## ENTRIES SHOWN
○ ○ ○ ○ ○
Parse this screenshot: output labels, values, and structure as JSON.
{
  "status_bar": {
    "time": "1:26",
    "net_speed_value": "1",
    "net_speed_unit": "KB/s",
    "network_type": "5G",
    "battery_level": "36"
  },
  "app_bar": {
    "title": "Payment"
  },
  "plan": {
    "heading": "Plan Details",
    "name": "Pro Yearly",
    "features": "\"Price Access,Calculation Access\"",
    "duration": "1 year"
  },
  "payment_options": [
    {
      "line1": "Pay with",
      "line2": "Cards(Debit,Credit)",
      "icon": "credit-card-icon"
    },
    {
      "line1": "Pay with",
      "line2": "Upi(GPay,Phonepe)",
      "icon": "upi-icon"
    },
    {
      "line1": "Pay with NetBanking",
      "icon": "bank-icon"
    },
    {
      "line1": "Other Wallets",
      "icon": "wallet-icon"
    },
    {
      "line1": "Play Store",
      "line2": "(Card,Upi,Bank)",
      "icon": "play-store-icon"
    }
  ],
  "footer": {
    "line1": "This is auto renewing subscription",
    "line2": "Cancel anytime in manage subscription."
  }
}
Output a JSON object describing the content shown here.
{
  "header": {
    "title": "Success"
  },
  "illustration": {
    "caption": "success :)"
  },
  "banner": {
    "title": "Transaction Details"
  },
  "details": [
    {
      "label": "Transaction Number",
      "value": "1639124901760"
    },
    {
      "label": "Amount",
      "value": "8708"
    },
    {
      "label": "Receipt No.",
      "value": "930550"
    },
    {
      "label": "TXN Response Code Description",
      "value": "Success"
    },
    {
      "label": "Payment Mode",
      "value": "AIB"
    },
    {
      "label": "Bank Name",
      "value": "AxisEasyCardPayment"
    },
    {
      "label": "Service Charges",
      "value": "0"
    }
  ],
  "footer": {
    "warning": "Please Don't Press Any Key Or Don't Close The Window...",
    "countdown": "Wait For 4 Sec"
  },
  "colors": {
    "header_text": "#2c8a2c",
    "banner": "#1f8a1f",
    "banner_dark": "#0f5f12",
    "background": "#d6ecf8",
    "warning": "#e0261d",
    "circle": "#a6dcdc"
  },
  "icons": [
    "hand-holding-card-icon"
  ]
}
○ ○ ○ ○ ○
## EXERCISE OBJECTIVE
Transcribe the material exactly as it reads.

## SOLUTION
Parse this screenshot: output labels, values, and structure as JSON.
{
  "status_bar": {
    "time": "1:26",
    "net_speed_value": "1",
    "net_speed_unit": "KB/s",
    "network_type": "5G",
    "battery_level": "36"
  },
  "app_bar": {
    "title": "Payment"
  },
  "plan": {
    "heading": "Plan Details",
    "name": "Pro Yearly",
    "features": "\"Price Access,Calculation Access\"",
    "duration": "1 year"
  },
  "payment_options": [
    {
      "line1": "Pay with",
      "line2": "Cards(Debit,Credit)",
      "icon": "credit-card-icon"
    },
    {
      "line1": "Pay with",
      "line2": "Upi(GPay,Phonepe)",
      "icon": "upi-icon"
    },
    {
      "line1": "Pay with NetBanking",
      "icon": "bank-icon"
    },
    {
      "line1": "Other Wallets",
      "icon": "wallet-icon"
    },
    {
      "line1": "Play Store",
      "line2": "(Card,Upi,Bank)",
      "icon": "play-store-icon"
    }
  ],
  "footer": {
    "line1": "This is auto renewing subscription",
    "line2": "Cancel anytime in manage subscription."
  }
}
Output a JSON object describing the content shown here.
{
  "header": {
    "title": "Success"
  },
  "illustration": {
    "caption": "success :)"
  },
  "banner": {
    "title": "Transaction Details"
  },
  "details": [
    {
      "label": "Transaction Number",
      "value": "1639124901760"
    },
    {
      "label": "Amount",
      "value": "8708"
    },
    {
      "label": "Receipt No.",
      "value": "930550"
    },
    {
      "label": "TXN Response Code Description",
      "value": "Success"
    },
    {
      "label": "Payment Mode",
      "value": "AIB"
    },
    {
      "label": "Bank Name",
      "value": "AxisEasyCardPayment"
    },
    {
      "label": "Service Charges",
      "value": "0"
    }
  ],
  "footer": {
    "warning": "Please Don't Press Any Key Or Don't Close The Window...",
    "countdown": "Wait For 4 Sec"
  },
  "colors": {
    "header_text": "#2c8a2c",
    "banner": "#1f8a1f",
    "banner_dark": "#0f5f12",
    "background": "#d6ecf8",
    "warning": "#e0261d",
    "circle": "#a6dcdc"
  },
  "icons": [
    "hand-holding-card-icon"
  ]
}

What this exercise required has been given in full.